§ **Work to do**
Drop every picture, then transcribe the remaining data exactly.

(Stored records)
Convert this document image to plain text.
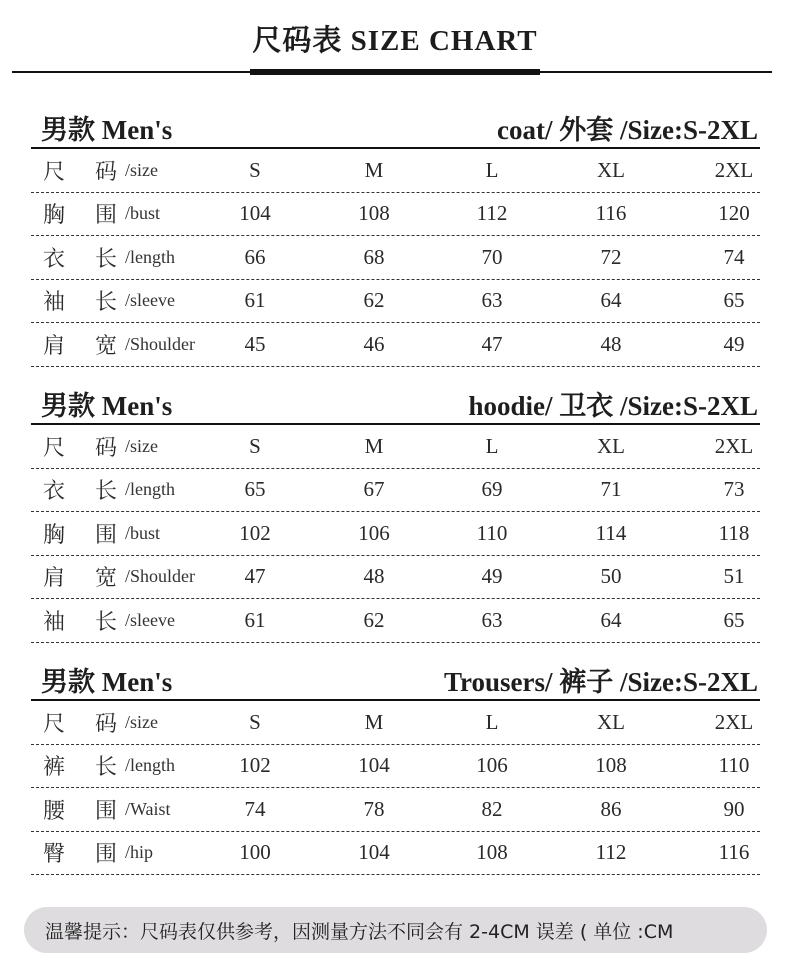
尺码表 SIZE CHART
男款 Men's	coat/ 外套 /Size:S-2XL
尺 码 /size	S	M	L	XL	2XL
胸 围 /bust	104	108	112	116	120
衣 长 /length	66	68	70	72	74
袖 长 /sleeve	61	62	63	64	65
肩 宽 /Shoulder	45	46	47	48	49
男款 Men's	hoodie/ 卫衣 /Size:S-2XL
尺 码 /size	S	M	L	XL	2XL
衣 长 /length	65	67	69	71	73
胸 围 /bust	102	106	110	114	118
肩 宽 /Shoulder	47	48	49	50	51
袖 长 /sleeve	61	62	63	64	65
男款 Men's	Trousers/ 裤子 /Size:S-2XL
尺 码 /size	S	M	L	XL	2XL
裤 长 /length	102	104	106	108	110
腰 围 /Waist	74	78	82	86	90
臀 围 /hip	100	104	108	112	116
温馨提示：尺码表仅供参考，因测量方法不同会有 2-4CM 误差 ( 单位 :CM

§ **Worked solution**
Convert this document image to plain text.
尺码表 SIZE CHART
男款 Men's	coat/ 外套 /Size:S-2XL
尺 码 /size	S	M	L	XL	2XL
胸 围 /bust	104	108	112	116	120
衣 长 /length	66	68	70	72	74
袖 长 /sleeve	61	62	63	64	65
肩 宽 /Shoulder	45	46	47	48	49
男款 Men's	hoodie/ 卫衣 /Size:S-2XL
尺 码 /size	S	M	L	XL	2XL
衣 长 /length	65	67	69	71	73
胸 围 /bust	102	106	110	114	118
肩 宽 /Shoulder	47	48	49	50	51
袖 长 /sleeve	61	62	63	64	65
男款 Men's	Trousers/ 裤子 /Size:S-2XL
尺 码 /size	S	M	L	XL	2XL
裤 长 /length	102	104	106	108	110
腰 围 /Waist	74	78	82	86	90
臀 围 /hip	100	104	108	112	116
温馨提示：尺码表仅供参考，因测量方法不同会有 2-4CM 误差 ( 单位 :CM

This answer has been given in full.